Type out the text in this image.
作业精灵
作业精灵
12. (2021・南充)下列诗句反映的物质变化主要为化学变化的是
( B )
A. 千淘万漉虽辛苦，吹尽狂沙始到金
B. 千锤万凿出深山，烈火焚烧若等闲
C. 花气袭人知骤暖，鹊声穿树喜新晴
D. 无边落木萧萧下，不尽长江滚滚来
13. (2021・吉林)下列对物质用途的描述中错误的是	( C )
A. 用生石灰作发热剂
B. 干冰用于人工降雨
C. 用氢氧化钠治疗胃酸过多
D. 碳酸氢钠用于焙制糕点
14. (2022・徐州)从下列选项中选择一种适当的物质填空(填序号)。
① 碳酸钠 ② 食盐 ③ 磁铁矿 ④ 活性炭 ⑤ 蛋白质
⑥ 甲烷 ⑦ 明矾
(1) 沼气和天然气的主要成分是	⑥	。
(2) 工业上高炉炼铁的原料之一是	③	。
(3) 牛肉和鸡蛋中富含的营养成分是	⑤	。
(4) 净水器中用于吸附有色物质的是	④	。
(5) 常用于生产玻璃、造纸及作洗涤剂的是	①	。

==

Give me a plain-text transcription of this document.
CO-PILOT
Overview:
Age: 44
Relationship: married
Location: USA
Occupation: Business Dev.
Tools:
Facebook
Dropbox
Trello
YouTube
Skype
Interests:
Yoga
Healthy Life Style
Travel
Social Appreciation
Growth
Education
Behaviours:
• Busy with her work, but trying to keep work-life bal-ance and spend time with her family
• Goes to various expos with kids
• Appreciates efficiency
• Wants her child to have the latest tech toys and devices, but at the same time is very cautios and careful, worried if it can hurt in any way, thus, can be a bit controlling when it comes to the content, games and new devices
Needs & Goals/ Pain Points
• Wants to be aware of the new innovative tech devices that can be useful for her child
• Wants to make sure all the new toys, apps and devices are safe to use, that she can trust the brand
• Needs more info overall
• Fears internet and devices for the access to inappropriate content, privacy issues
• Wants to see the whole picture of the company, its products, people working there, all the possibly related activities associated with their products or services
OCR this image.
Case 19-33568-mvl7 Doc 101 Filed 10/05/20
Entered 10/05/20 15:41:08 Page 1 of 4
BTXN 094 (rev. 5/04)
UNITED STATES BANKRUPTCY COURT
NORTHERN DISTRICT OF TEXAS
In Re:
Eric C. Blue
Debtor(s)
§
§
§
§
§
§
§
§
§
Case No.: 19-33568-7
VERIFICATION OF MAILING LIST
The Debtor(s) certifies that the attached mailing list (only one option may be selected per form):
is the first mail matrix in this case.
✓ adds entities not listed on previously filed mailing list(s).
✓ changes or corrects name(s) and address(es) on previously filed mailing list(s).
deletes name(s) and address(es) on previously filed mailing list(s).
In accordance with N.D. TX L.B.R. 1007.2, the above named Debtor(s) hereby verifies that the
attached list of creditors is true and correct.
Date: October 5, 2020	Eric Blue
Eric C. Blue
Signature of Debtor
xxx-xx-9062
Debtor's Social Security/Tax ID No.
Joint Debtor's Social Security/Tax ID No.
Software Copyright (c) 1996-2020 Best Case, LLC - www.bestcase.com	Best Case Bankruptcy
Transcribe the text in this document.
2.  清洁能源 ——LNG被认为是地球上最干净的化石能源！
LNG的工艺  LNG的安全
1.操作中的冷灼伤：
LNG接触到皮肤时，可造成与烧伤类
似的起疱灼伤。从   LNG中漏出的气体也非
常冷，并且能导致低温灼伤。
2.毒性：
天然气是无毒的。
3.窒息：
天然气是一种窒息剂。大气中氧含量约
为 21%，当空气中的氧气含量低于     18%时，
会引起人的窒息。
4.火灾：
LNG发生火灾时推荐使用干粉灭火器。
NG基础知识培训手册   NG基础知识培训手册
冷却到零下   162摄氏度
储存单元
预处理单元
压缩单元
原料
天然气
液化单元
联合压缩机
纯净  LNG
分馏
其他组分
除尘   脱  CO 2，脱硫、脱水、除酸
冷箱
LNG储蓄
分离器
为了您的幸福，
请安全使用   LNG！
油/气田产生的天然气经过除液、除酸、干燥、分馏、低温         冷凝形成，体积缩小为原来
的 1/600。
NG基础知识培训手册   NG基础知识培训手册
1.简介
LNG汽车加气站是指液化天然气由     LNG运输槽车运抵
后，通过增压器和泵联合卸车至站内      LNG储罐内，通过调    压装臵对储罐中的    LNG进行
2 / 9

> **To do**:
In the records above, find each line with the word "devices" and copy it.

> **Reply**:
• Wants her child to have the latest tech toys and devices, but at the same time is very cautios and careful, worried if it can hurt in any way, thus, can be a bit controlling when it comes to the content, games and new devices
• Wants to be aware of the new innovative tech devices that can be useful for her child
• Wants to make sure all the new toys, apps and devices are safe to use, that she can trust the brand
• Fears internet and devices for the access to inappropriate content, privacy issues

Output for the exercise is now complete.